-- begin --
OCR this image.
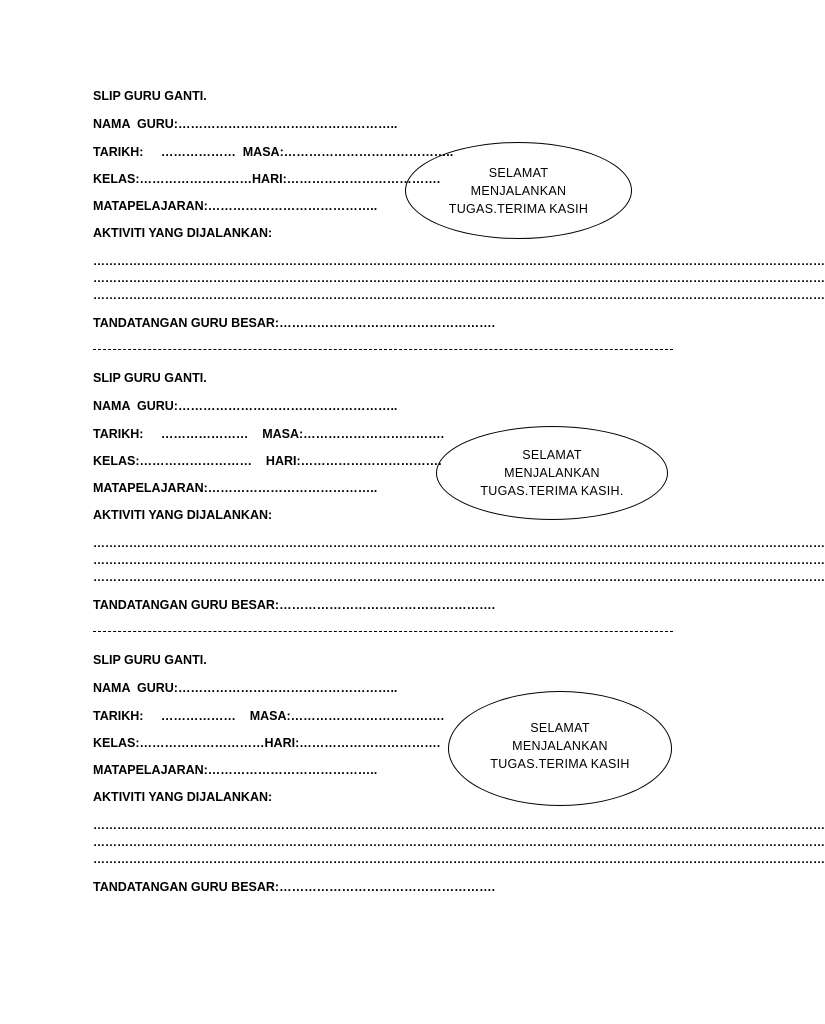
SLIP GURU GANTI.
NAMA  GURU:……………………………………………..
TARIKH:     ………………  MASA:…………………………………..
KELAS:………………………HARI:……………………………….
MATAPELAJARAN:…………………………………..
AKTIVITI YANG DIJALANKAN:
…………………………………………………………………………………………………………………………………………………………………
…………………………………………………………………………………………………………………………………………………………………
…………………………………………………………………………………………………………………………………………………………………
TANDATANGAN GURU BESAR:…………………………………………….
SELAMAT
MENJALANKAN
TUGAS.TERIMA KASIH
SLIP GURU GANTI.
NAMA  GURU:……………………………………………..
TARIKH:     …………………    MASA:…………………………….
KELAS:………………………    HARI:…………………………….
MATAPELAJARAN:…………………………………..
AKTIVITI YANG DIJALANKAN:
…………………………………………………………………………………………………………………………………………………………………
…………………………………………………………………………………………………………………………………………………………………
…………………………………………………………………………………………………………………………………………………………………
TANDATANGAN GURU BESAR:…………………………………………….
SELAMAT
MENJALANKAN
TUGAS.TERIMA KASIH.
SLIP GURU GANTI.
NAMA  GURU:……………………………………………..
TARIKH:     ………………    MASA:……………………………….
KELAS:…………………………HARI:…………………………….
MATAPELAJARAN:…………………………………..
AKTIVITI YANG DIJALANKAN:
…………………………………………………………………………………………………………………………………………………………………
…………………………………………………………………………………………………………………………………………………………………
…………………………………………………………………………………………………………………………………………………………………
TANDATANGAN GURU BESAR:…………………………………………….
SELAMAT
MENJALANKAN
TUGAS.TERIMA KASIH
-- end --
## [WHAT YOU NEED TO DO]
Restate the data above word for word. Do not include the images.

## [ANSWER IN FULL]
OCR this image.
SLIP GURU GANTI.
NAMA  GURU:……………………………………………..
TARIKH:     ………………  MASA:…………………………………..
KELAS:………………………HARI:……………………………….
MATAPELAJARAN:…………………………………..
AKTIVITI YANG DIJALANKAN:
…………………………………………………………………………………………………………………………………………………………………
…………………………………………………………………………………………………………………………………………………………………
…………………………………………………………………………………………………………………………………………………………………
TANDATANGAN GURU BESAR:…………………………………………….
SELAMAT
MENJALANKAN
TUGAS.TERIMA KASIH
SLIP GURU GANTI.
NAMA  GURU:……………………………………………..
TARIKH:     …………………    MASA:…………………………….
KELAS:………………………    HARI:…………………………….
MATAPELAJARAN:…………………………………..
AKTIVITI YANG DIJALANKAN:
…………………………………………………………………………………………………………………………………………………………………
…………………………………………………………………………………………………………………………………………………………………
…………………………………………………………………………………………………………………………………………………………………
TANDATANGAN GURU BESAR:…………………………………………….
SELAMAT
MENJALANKAN
TUGAS.TERIMA KASIH.
SLIP GURU GANTI.
NAMA  GURU:……………………………………………..
TARIKH:     ………………    MASA:……………………………….
KELAS:…………………………HARI:…………………………….
MATAPELAJARAN:…………………………………..
AKTIVITI YANG DIJALANKAN:
…………………………………………………………………………………………………………………………………………………………………
…………………………………………………………………………………………………………………………………………………………………
…………………………………………………………………………………………………………………………………………………………………
TANDATANGAN GURU BESAR:…………………………………………….
SELAMAT
MENJALANKAN
TUGAS.TERIMA KASIH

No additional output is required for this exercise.